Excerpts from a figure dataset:
>>>

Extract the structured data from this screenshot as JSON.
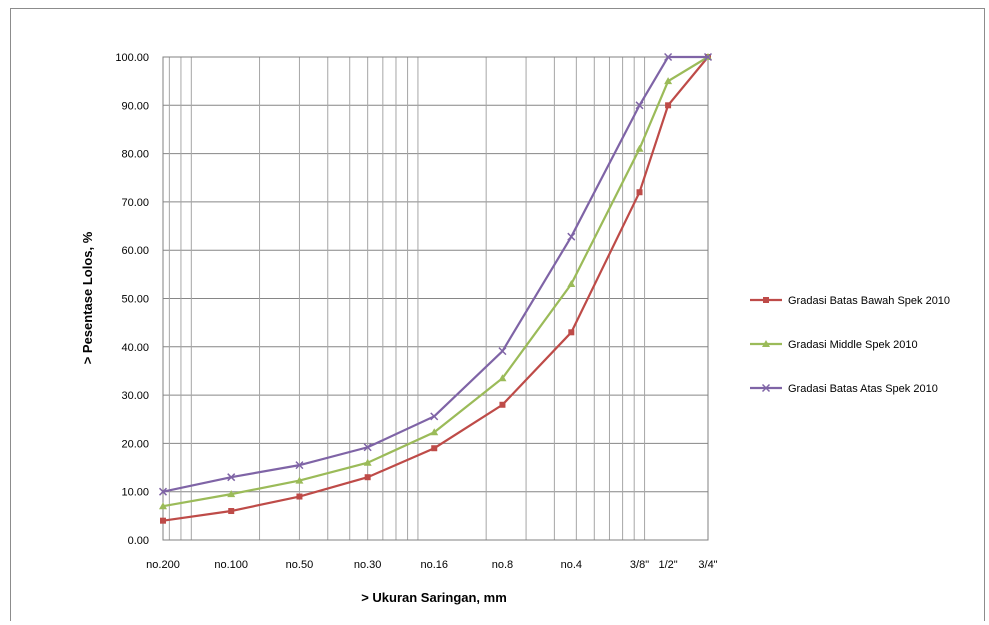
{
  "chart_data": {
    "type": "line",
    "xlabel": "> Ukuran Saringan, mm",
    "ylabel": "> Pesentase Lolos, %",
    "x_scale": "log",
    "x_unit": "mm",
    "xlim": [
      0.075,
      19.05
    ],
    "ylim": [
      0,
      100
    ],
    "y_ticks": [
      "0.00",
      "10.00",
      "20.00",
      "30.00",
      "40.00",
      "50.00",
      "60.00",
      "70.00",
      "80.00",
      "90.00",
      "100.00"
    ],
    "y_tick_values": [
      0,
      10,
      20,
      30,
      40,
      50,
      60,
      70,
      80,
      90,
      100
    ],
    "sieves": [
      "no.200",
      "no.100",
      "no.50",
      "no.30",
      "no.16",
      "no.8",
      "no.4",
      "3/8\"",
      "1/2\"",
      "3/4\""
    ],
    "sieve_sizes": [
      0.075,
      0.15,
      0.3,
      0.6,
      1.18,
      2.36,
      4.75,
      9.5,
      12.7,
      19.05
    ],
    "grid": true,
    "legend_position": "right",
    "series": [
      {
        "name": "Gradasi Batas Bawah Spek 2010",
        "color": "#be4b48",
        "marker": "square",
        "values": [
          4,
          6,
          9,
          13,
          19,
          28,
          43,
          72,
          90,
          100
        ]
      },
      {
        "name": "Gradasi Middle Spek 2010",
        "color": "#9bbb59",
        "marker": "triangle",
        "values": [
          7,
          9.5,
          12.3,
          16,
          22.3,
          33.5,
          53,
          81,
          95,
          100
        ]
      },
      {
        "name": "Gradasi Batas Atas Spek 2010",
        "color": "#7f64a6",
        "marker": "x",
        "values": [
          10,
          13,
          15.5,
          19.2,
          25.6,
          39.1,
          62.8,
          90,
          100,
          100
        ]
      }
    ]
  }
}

<<<

Of all the lines above, how many contain the word "name"? Answer with only the number.

Complete response:
3